[start]
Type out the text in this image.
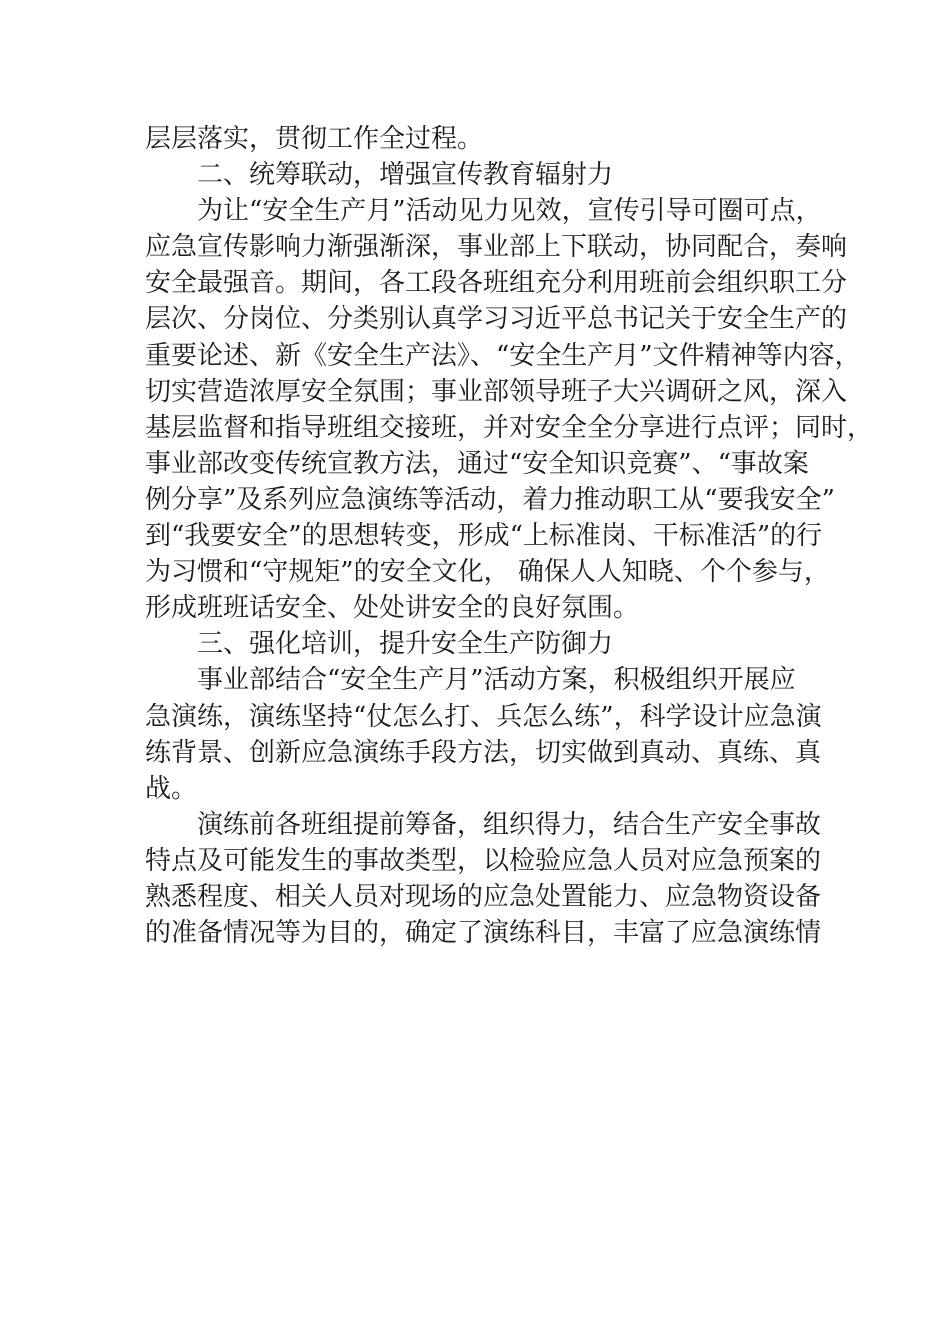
层层落实，贯彻工作全过程。
二、统筹联动，增强宣传教育辐射力
为让“安全生产月”活动见力见效，宣传引导可圈可点，
应急宣传影响力渐强渐深，事业部上下联动，协同配合，奏响
安全最强音。期间，各工段各班组充分利用班前会组织职工分
层次、分岗位、分类别认真学习习近平总书记关于安全生产的
重要论述、新《安全生产法》、“安全生产月”文件精神等内容，
切实营造浓厚安全氛围；事业部领导班子大兴调研之风，深入
基层监督和指导班组交接班，并对安全全分享进行点评；同时，
事业部改变传统宣教方法，通过“安全知识竞赛”、“事故案
例分享”及系列应急演练等活动，着力推动职工从“要我安全”
到“我要安全”的思想转变，形成“上标准岗、干标准活”的行
为习惯和“守规矩”的安全文化， 确保人人知晓、个个参与，
形成班班话安全、处处讲安全的良好氛围。
三、强化培训，提升安全生产防御力
事业部结合“安全生产月”活动方案，积极组织开展应
急演练，演练坚持“仗怎么打、兵怎么练”，科学设计应急演
练背景、创新应急演练手段方法，切实做到真动、真练、真
战。
演练前各班组提前筹备，组织得力，结合生产安全事故
特点及可能发生的事故类型，以检验应急人员对应急预案的
熟悉程度、相关人员对现场的应急处置能力、应急物资设备
的准备情况等为目的，确定了演练科目，丰富了应急演练情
[end]
Repeat every record precisely. Any picture among them stays out of the copy.

Type out the text in this image.
层层落实，贯彻工作全过程。
二、统筹联动，增强宣传教育辐射力
为让“安全生产月”活动见力见效，宣传引导可圈可点，
应急宣传影响力渐强渐深，事业部上下联动，协同配合，奏响
安全最强音。期间，各工段各班组充分利用班前会组织职工分
层次、分岗位、分类别认真学习习近平总书记关于安全生产的
重要论述、新《安全生产法》、“安全生产月”文件精神等内容，
切实营造浓厚安全氛围；事业部领导班子大兴调研之风，深入
基层监督和指导班组交接班，并对安全全分享进行点评；同时，
事业部改变传统宣教方法，通过“安全知识竞赛”、“事故案
例分享”及系列应急演练等活动，着力推动职工从“要我安全”
到“我要安全”的思想转变，形成“上标准岗、干标准活”的行
为习惯和“守规矩”的安全文化， 确保人人知晓、个个参与，
形成班班话安全、处处讲安全的良好氛围。
三、强化培训，提升安全生产防御力
事业部结合“安全生产月”活动方案，积极组织开展应
急演练，演练坚持“仗怎么打、兵怎么练”，科学设计应急演
练背景、创新应急演练手段方法，切实做到真动、真练、真
战。
演练前各班组提前筹备，组织得力，结合生产安全事故
特点及可能发生的事故类型，以检验应急人员对应急预案的
熟悉程度、相关人员对现场的应急处置能力、应急物资设备
的准备情况等为目的，确定了演练科目，丰富了应急演练情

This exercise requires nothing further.